◆ **Challenge**
Set down each record below precisely, skipping the pictures.

start Data

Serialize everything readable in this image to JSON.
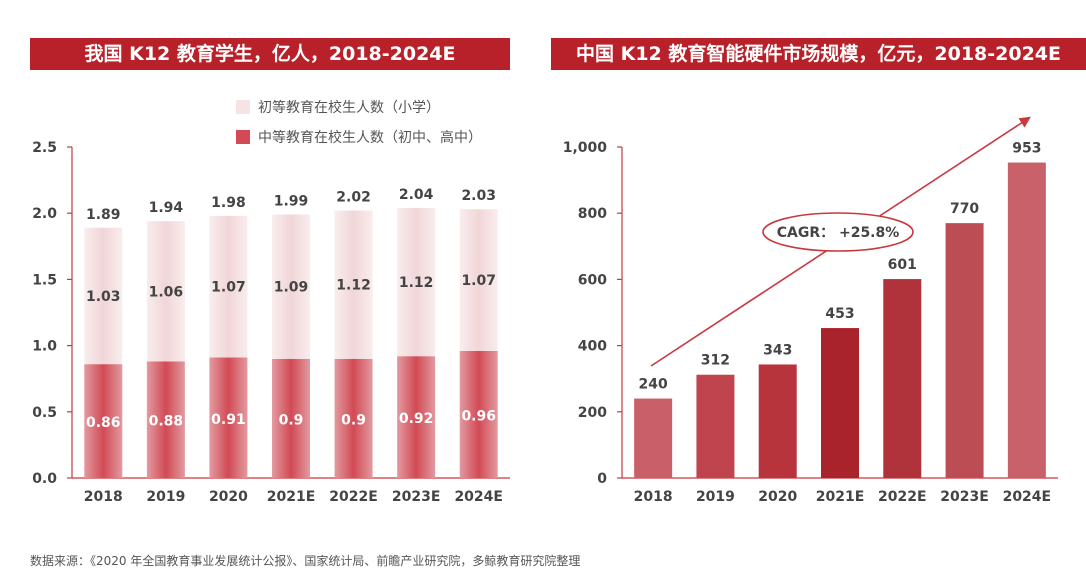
{
  "titles": {
    "left": "我国 K12 教育学生，亿人，2018-2024E",
    "right": "中国 K12 教育智能硬件市场规模，亿元，2018-2024E"
  },
  "source": "数据来源：《2020 年全国教育事业发展统计公报》、国家统计局、前瞻产业研究院，多鲸教育研究院整理",
  "chart_data": [
    {
      "type": "bar",
      "stacked": true,
      "title": "我国 K12 教育学生，亿人，2018-2024E",
      "categories": [
        "2018",
        "2019",
        "2020",
        "2021E",
        "2022E",
        "2023E",
        "2024E"
      ],
      "series": [
        {
          "name": "中等教育在校生人数（初中、高中）",
          "values": [
            0.86,
            0.88,
            0.91,
            0.9,
            0.9,
            0.92,
            0.96
          ],
          "color": "#d24a55"
        },
        {
          "name": "初等教育在校生人数（小学）",
          "values": [
            1.03,
            1.06,
            1.07,
            1.09,
            1.12,
            1.12,
            1.07
          ],
          "color": "#f6e3e4"
        }
      ],
      "totals": [
        1.89,
        1.94,
        1.98,
        1.99,
        2.02,
        2.04,
        2.03
      ],
      "yticks": [
        "0.0",
        "0.5",
        "1.0",
        "1.5",
        "2.0",
        "2.5"
      ],
      "ylim": [
        0,
        2.5
      ],
      "legend_position": "top-right"
    },
    {
      "type": "bar",
      "title": "中国 K12 教育智能硬件市场规模，亿元，2018-2024E",
      "categories": [
        "2018",
        "2019",
        "2020",
        "2021E",
        "2022E",
        "2023E",
        "2024E"
      ],
      "values": [
        240,
        312,
        343,
        453,
        601,
        770,
        953
      ],
      "yticks": [
        "0",
        "200",
        "400",
        "600",
        "800",
        "1,000"
      ],
      "ylim": [
        0,
        1000
      ],
      "annotation": "CAGR： +25.8%",
      "color": "#b82a32"
    }
  ]
}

end Data

◆ **The reply**
Serialize everything readable in this image to JSON.
{
  "titles": {
    "left": "我国 K12 教育学生，亿人，2018-2024E",
    "right": "中国 K12 教育智能硬件市场规模，亿元，2018-2024E"
  },
  "source": "数据来源：《2020 年全国教育事业发展统计公报》、国家统计局、前瞻产业研究院，多鲸教育研究院整理",
  "chart_data": [
    {
      "type": "bar",
      "stacked": true,
      "title": "我国 K12 教育学生，亿人，2018-2024E",
      "categories": [
        "2018",
        "2019",
        "2020",
        "2021E",
        "2022E",
        "2023E",
        "2024E"
      ],
      "series": [
        {
          "name": "中等教育在校生人数（初中、高中）",
          "values": [
            0.86,
            0.88,
            0.91,
            0.9,
            0.9,
            0.92,
            0.96
          ],
          "color": "#d24a55"
        },
        {
          "name": "初等教育在校生人数（小学）",
          "values": [
            1.03,
            1.06,
            1.07,
            1.09,
            1.12,
            1.12,
            1.07
          ],
          "color": "#f6e3e4"
        }
      ],
      "totals": [
        1.89,
        1.94,
        1.98,
        1.99,
        2.02,
        2.04,
        2.03
      ],
      "yticks": [
        "0.0",
        "0.5",
        "1.0",
        "1.5",
        "2.0",
        "2.5"
      ],
      "ylim": [
        0,
        2.5
      ],
      "legend_position": "top-right"
    },
    {
      "type": "bar",
      "title": "中国 K12 教育智能硬件市场规模，亿元，2018-2024E",
      "categories": [
        "2018",
        "2019",
        "2020",
        "2021E",
        "2022E",
        "2023E",
        "2024E"
      ],
      "values": [
        240,
        312,
        343,
        453,
        601,
        770,
        953
      ],
      "yticks": [
        "0",
        "200",
        "400",
        "600",
        "800",
        "1,000"
      ],
      "ylim": [
        0,
        1000
      ],
      "annotation": "CAGR： +25.8%",
      "color": "#b82a32"
    }
  ]
}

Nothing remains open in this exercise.